## [Material for the task]
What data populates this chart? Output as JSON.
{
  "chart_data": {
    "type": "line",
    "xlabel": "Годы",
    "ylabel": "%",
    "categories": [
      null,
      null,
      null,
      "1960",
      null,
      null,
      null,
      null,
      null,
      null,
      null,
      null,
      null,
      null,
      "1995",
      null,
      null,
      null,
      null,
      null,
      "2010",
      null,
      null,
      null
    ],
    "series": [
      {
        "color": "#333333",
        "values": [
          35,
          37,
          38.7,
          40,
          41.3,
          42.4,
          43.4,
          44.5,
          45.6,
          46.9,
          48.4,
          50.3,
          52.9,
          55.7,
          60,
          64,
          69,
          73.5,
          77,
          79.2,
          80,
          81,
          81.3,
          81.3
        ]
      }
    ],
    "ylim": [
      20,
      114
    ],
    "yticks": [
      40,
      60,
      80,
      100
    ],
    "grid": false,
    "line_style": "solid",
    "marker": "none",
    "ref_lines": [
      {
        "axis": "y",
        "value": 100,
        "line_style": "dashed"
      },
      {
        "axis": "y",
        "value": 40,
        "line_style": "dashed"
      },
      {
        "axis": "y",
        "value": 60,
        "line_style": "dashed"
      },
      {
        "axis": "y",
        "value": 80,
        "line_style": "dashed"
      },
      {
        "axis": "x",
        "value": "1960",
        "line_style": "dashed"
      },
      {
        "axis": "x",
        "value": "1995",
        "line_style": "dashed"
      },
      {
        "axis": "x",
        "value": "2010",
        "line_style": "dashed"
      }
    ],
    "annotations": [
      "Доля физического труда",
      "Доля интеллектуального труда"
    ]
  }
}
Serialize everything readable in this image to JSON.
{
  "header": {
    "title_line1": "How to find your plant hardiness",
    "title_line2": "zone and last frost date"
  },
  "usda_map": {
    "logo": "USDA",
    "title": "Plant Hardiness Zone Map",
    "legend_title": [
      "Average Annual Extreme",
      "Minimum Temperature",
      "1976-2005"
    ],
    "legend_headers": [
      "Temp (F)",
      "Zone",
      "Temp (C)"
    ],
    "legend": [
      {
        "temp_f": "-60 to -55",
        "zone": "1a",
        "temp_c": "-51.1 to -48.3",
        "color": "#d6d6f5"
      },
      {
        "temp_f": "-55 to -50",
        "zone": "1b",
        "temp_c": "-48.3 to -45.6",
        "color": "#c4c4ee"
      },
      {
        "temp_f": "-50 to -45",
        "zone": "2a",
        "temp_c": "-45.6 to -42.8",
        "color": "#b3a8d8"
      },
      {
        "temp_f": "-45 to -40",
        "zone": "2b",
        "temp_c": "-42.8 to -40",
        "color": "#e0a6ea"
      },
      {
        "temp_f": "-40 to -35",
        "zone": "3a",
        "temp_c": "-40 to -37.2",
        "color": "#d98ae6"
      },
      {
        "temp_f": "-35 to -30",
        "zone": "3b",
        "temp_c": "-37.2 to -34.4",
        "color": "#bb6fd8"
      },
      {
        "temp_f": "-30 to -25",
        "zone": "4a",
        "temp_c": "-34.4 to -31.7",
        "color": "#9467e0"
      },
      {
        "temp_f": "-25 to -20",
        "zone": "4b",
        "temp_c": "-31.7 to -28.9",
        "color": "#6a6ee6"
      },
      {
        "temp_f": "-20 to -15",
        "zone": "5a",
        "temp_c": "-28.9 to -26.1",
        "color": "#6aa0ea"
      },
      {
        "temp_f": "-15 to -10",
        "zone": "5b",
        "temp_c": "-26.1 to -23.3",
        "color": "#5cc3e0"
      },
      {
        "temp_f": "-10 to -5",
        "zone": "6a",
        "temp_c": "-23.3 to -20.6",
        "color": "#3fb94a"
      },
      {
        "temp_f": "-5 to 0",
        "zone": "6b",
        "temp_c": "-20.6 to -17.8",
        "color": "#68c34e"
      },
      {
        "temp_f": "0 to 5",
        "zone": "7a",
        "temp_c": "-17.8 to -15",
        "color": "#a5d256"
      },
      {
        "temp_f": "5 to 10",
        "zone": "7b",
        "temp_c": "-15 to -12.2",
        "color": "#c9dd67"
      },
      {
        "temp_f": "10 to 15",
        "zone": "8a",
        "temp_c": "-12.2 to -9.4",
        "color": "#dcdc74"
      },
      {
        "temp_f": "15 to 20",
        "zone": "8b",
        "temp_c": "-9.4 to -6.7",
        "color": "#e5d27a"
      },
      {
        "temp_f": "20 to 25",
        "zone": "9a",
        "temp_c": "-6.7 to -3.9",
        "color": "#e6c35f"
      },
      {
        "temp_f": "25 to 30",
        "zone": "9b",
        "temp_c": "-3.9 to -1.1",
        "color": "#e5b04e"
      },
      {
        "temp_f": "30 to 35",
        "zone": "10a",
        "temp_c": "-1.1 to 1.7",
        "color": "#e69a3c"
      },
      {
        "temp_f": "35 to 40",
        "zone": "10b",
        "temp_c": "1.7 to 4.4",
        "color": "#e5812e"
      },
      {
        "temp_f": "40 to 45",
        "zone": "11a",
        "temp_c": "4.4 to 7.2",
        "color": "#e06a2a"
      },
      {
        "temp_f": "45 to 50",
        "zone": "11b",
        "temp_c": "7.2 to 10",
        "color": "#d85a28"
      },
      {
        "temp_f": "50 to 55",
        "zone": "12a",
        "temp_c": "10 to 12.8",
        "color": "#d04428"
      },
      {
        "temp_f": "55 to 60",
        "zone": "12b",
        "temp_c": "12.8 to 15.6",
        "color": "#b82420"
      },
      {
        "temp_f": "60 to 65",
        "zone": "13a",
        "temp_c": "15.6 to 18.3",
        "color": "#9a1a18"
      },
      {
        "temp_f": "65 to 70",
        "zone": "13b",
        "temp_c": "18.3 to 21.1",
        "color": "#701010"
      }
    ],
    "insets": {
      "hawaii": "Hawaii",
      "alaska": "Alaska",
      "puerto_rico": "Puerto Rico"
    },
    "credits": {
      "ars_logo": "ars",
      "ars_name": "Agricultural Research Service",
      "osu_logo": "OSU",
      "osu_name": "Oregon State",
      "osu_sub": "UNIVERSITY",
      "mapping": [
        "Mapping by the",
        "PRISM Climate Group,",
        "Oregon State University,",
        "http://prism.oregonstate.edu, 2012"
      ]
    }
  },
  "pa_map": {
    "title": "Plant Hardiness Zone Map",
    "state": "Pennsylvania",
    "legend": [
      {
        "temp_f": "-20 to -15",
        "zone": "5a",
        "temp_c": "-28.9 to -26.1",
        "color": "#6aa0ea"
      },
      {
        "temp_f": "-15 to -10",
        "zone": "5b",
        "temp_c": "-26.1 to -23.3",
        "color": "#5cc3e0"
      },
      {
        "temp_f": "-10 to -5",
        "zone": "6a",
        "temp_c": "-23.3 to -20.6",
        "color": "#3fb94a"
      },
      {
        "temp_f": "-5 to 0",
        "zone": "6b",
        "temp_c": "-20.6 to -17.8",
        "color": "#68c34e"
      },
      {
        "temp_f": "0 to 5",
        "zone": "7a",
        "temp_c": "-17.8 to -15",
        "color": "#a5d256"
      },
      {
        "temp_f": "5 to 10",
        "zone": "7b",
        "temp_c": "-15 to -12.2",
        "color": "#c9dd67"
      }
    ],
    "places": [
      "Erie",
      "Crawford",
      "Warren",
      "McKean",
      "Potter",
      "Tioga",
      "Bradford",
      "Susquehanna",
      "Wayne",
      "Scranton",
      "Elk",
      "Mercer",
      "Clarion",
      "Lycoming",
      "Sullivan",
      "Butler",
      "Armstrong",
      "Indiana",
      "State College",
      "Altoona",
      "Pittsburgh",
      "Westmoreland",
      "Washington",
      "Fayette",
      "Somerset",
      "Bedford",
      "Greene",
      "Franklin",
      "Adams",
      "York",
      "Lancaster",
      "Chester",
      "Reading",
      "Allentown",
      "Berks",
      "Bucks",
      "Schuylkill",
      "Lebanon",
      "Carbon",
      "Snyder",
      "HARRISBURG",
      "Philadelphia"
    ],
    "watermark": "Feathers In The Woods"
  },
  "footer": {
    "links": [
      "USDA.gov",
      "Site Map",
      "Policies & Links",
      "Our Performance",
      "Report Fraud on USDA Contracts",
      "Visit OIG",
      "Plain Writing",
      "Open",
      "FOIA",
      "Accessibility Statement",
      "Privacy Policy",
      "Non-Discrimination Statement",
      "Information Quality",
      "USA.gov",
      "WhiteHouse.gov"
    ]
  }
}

## [Short task]
Find the string "Доля" in the listing and return every line that holds it.

## [Final result]
      "Доля физического труда",
      "Доля интеллектуального труда"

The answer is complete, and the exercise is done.